_Direction_
Extract the whole listing as it stands. Do not include the pictures.

## START

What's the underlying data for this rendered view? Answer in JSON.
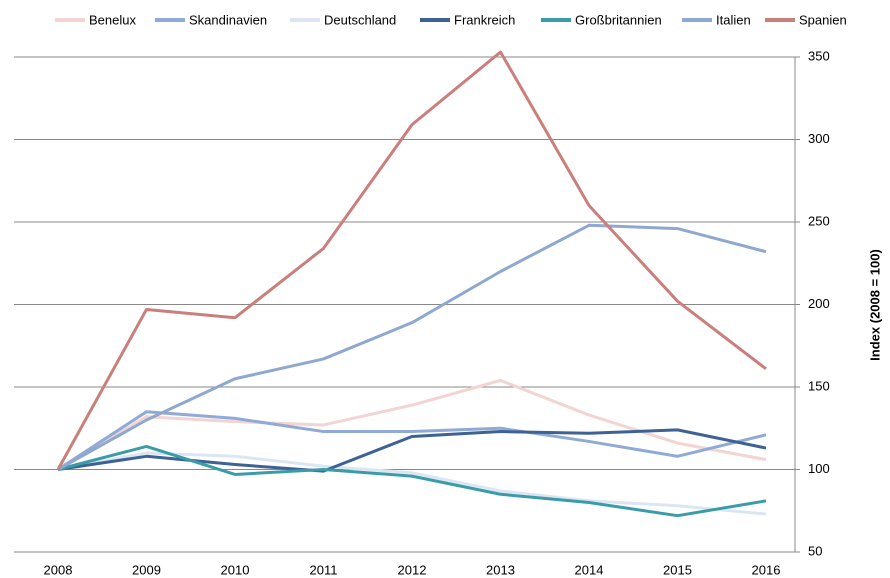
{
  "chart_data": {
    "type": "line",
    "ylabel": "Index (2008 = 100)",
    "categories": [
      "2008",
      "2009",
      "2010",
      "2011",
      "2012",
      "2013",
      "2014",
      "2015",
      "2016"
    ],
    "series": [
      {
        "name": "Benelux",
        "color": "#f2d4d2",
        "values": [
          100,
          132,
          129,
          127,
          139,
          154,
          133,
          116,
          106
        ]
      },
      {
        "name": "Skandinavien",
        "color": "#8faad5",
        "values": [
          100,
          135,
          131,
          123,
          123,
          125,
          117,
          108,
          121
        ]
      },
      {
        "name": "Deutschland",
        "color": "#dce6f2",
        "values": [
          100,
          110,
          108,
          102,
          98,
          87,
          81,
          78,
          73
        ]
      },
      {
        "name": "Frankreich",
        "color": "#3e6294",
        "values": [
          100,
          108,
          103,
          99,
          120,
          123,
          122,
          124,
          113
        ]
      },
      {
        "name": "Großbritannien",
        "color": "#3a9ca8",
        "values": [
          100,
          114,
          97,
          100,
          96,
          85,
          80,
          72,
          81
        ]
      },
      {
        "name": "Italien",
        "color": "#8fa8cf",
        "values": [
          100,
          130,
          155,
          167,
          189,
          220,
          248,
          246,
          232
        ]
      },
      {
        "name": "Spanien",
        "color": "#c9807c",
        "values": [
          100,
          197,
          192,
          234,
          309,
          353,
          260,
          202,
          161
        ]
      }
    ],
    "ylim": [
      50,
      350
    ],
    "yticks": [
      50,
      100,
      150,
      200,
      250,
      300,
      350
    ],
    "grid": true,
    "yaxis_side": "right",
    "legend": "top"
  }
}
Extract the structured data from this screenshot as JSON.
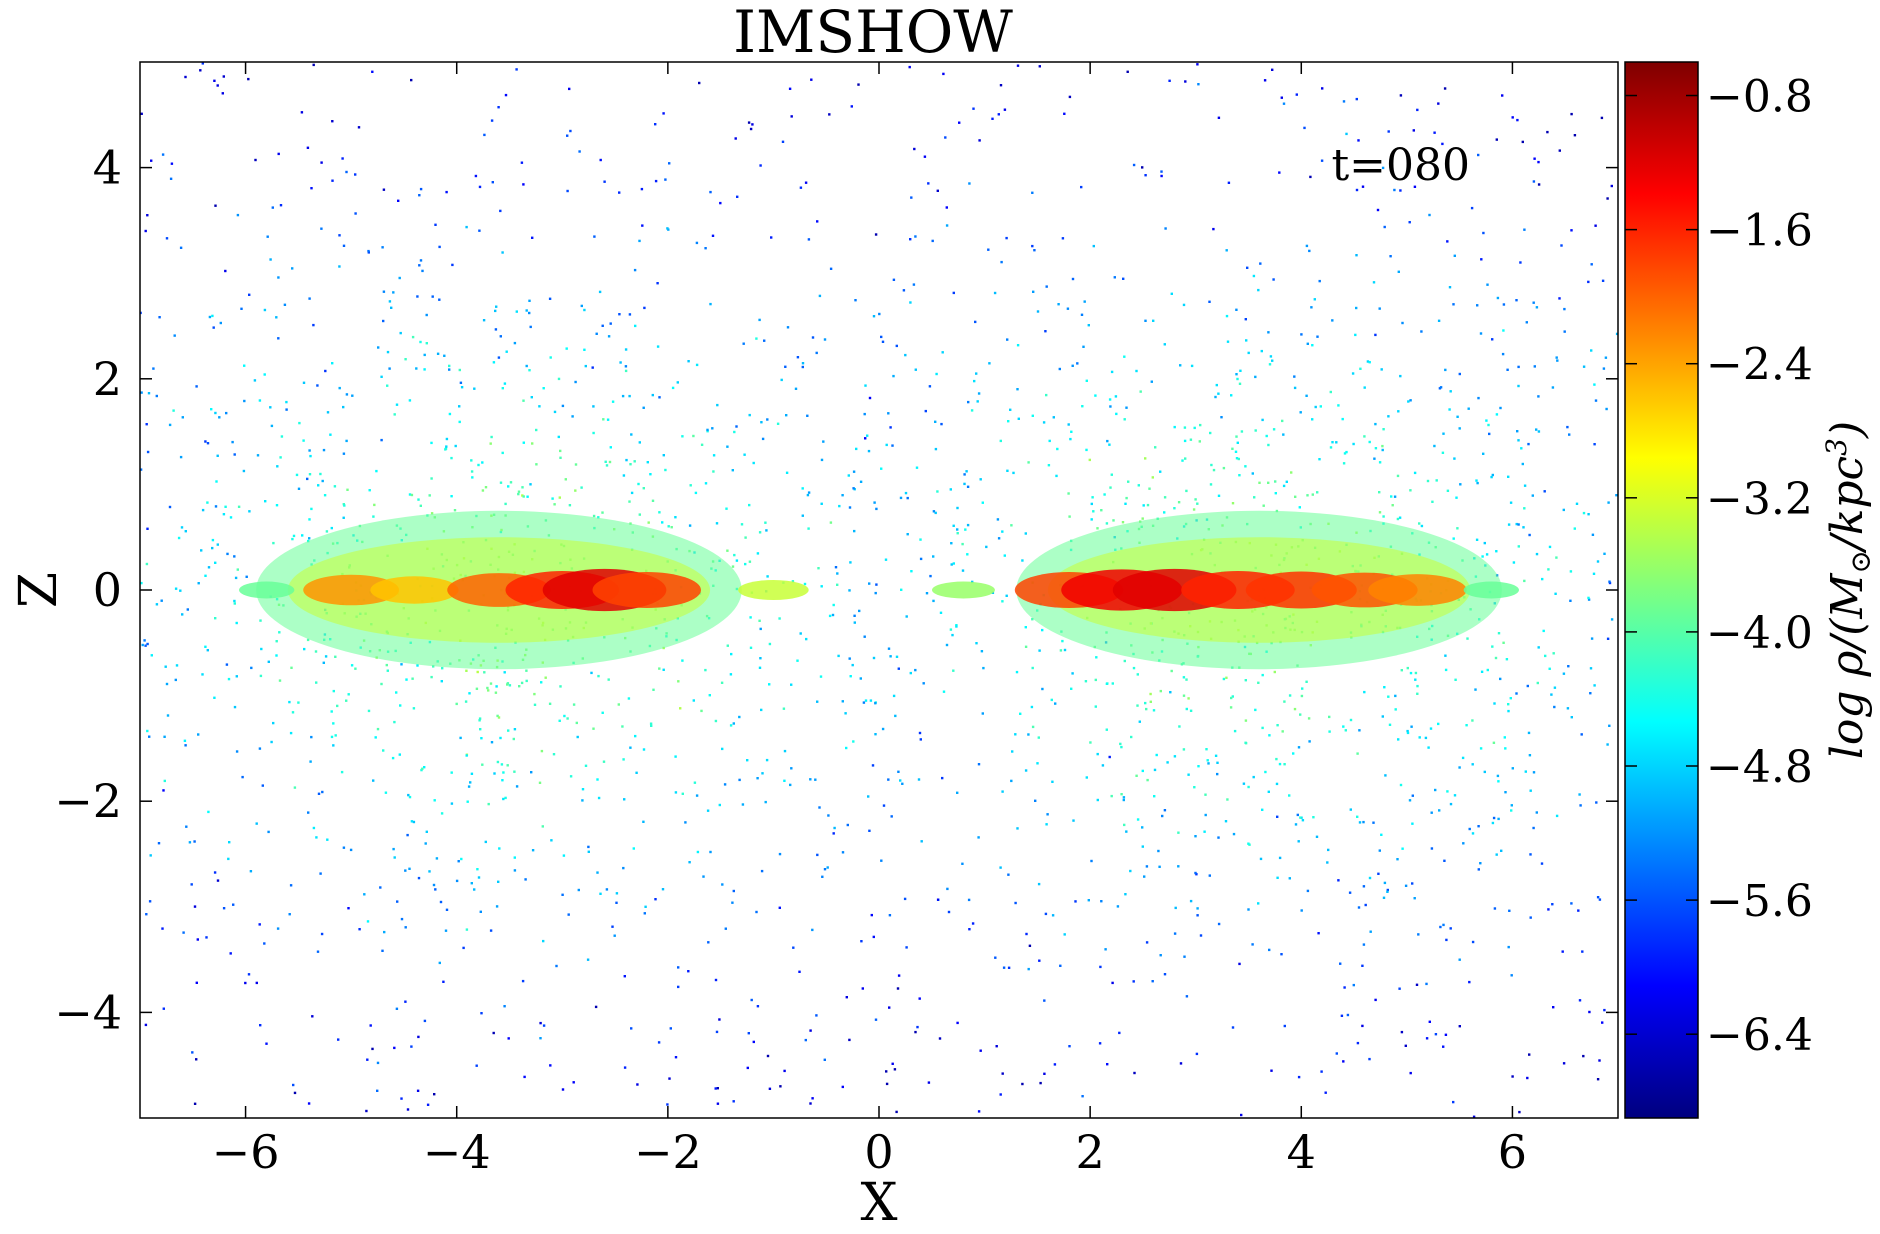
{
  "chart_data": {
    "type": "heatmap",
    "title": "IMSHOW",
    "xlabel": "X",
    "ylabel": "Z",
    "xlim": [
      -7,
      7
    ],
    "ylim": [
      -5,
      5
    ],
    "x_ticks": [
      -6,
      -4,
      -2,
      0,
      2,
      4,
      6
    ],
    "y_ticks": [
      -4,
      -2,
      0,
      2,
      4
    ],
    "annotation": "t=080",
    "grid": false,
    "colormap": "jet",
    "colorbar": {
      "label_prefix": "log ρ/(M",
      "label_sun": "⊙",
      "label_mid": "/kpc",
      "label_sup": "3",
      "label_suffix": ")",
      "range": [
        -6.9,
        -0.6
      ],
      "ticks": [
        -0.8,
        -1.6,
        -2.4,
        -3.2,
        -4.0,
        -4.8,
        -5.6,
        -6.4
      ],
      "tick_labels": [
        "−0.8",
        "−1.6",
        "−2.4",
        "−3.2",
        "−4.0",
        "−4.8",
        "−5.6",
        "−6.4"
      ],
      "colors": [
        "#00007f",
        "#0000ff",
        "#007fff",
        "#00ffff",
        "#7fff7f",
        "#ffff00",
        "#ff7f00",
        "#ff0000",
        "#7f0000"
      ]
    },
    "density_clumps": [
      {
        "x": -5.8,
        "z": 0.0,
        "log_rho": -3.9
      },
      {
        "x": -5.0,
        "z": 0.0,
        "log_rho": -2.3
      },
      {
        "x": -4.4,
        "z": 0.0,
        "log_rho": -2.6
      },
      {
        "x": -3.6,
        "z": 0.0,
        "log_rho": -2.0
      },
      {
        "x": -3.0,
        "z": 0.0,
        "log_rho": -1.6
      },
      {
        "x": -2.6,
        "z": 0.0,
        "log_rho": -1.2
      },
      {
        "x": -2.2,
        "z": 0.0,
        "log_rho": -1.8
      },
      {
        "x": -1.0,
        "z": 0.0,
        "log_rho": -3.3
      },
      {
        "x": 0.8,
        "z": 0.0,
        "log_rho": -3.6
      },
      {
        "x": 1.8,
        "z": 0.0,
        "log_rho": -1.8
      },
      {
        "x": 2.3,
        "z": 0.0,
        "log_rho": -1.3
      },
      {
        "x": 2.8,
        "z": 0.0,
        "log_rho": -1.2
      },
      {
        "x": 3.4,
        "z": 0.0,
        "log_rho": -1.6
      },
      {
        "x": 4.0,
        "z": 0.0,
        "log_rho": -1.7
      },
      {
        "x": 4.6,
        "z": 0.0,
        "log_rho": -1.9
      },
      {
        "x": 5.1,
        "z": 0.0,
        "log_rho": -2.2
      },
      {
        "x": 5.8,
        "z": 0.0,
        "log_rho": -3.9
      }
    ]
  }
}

## END

_Exercise result_
What's the underlying data for this rendered view? Answer in JSON.
{
  "chart_data": {
    "type": "line",
    "ylabel": "Index (2008 = 100)",
    "categories": [
      "2008",
      "2009",
      "2010",
      "2011",
      "2012",
      "2013",
      "2014",
      "2015",
      "2016"
    ],
    "series": [
      {
        "name": "Benelux",
        "color": "#f2d4d2",
        "values": [
          100,
          132,
          129,
          127,
          139,
          154,
          133,
          116,
          106
        ]
      },
      {
        "name": "Skandinavien",
        "color": "#8faad5",
        "values": [
          100,
          135,
          131,
          123,
          123,
          125,
          117,
          108,
          121
        ]
      },
      {
        "name": "Deutschland",
        "color": "#dce6f2",
        "values": [
          100,
          110,
          108,
          102,
          98,
          87,
          81,
          78,
          73
        ]
      },
      {
        "name": "Frankreich",
        "color": "#3e6294",
        "values": [
          100,
          108,
          103,
          99,
          120,
          123,
          122,
          124,
          113
        ]
      },
      {
        "name": "Großbritannien",
        "color": "#3a9ca8",
        "values": [
          100,
          114,
          97,
          100,
          96,
          85,
          80,
          72,
          81
        ]
      },
      {
        "name": "Italien",
        "color": "#8fa8cf",
        "values": [
          100,
          130,
          155,
          167,
          189,
          220,
          248,
          246,
          232
        ]
      },
      {
        "name": "Spanien",
        "color": "#c9807c",
        "values": [
          100,
          197,
          192,
          234,
          309,
          353,
          260,
          202,
          161
        ]
      }
    ],
    "ylim": [
      50,
      350
    ],
    "yticks": [
      50,
      100,
      150,
      200,
      250,
      300,
      350
    ],
    "grid": true,
    "yaxis_side": "right",
    "legend": "top"
  }
}
Extract the structured data from this screenshot as JSON.
{
  "chart_data": {
    "type": "heatmap",
    "title": "IMSHOW",
    "xlabel": "X",
    "ylabel": "Z",
    "xlim": [
      -7,
      7
    ],
    "ylim": [
      -5,
      5
    ],
    "x_ticks": [
      -6,
      -4,
      -2,
      0,
      2,
      4,
      6
    ],
    "y_ticks": [
      -4,
      -2,
      0,
      2,
      4
    ],
    "annotation": "t=080",
    "grid": false,
    "colormap": "jet",
    "colorbar": {
      "label_prefix": "log ρ/(M",
      "label_sun": "⊙",
      "label_mid": "/kpc",
      "label_sup": "3",
      "label_suffix": ")",
      "range": [
        -6.9,
        -0.6
      ],
      "ticks": [
        -0.8,
        -1.6,
        -2.4,
        -3.2,
        -4.0,
        -4.8,
        -5.6,
        -6.4
      ],
      "tick_labels": [
        "−0.8",
        "−1.6",
        "−2.4",
        "−3.2",
        "−4.0",
        "−4.8",
        "−5.6",
        "−6.4"
      ],
      "colors": [
        "#00007f",
        "#0000ff",
        "#007fff",
        "#00ffff",
        "#7fff7f",
        "#ffff00",
        "#ff7f00",
        "#ff0000",
        "#7f0000"
      ]
    },
    "density_clumps": [
      {
        "x": -5.8,
        "z": 0.0,
        "log_rho": -3.9
      },
      {
        "x": -5.0,
        "z": 0.0,
        "log_rho": -2.3
      },
      {
        "x": -4.4,
        "z": 0.0,
        "log_rho": -2.6
      },
      {
        "x": -3.6,
        "z": 0.0,
        "log_rho": -2.0
      },
      {
        "x": -3.0,
        "z": 0.0,
        "log_rho": -1.6
      },
      {
        "x": -2.6,
        "z": 0.0,
        "log_rho": -1.2
      },
      {
        "x": -2.2,
        "z": 0.0,
        "log_rho": -1.8
      },
      {
        "x": -1.0,
        "z": 0.0,
        "log_rho": -3.3
      },
      {
        "x": 0.8,
        "z": 0.0,
        "log_rho": -3.6
      },
      {
        "x": 1.8,
        "z": 0.0,
        "log_rho": -1.8
      },
      {
        "x": 2.3,
        "z": 0.0,
        "log_rho": -1.3
      },
      {
        "x": 2.8,
        "z": 0.0,
        "log_rho": -1.2
      },
      {
        "x": 3.4,
        "z": 0.0,
        "log_rho": -1.6
      },
      {
        "x": 4.0,
        "z": 0.0,
        "log_rho": -1.7
      },
      {
        "x": 4.6,
        "z": 0.0,
        "log_rho": -1.9
      },
      {
        "x": 5.1,
        "z": 0.0,
        "log_rho": -2.2
      },
      {
        "x": 5.8,
        "z": 0.0,
        "log_rho": -3.9
      }
    ]
  }
}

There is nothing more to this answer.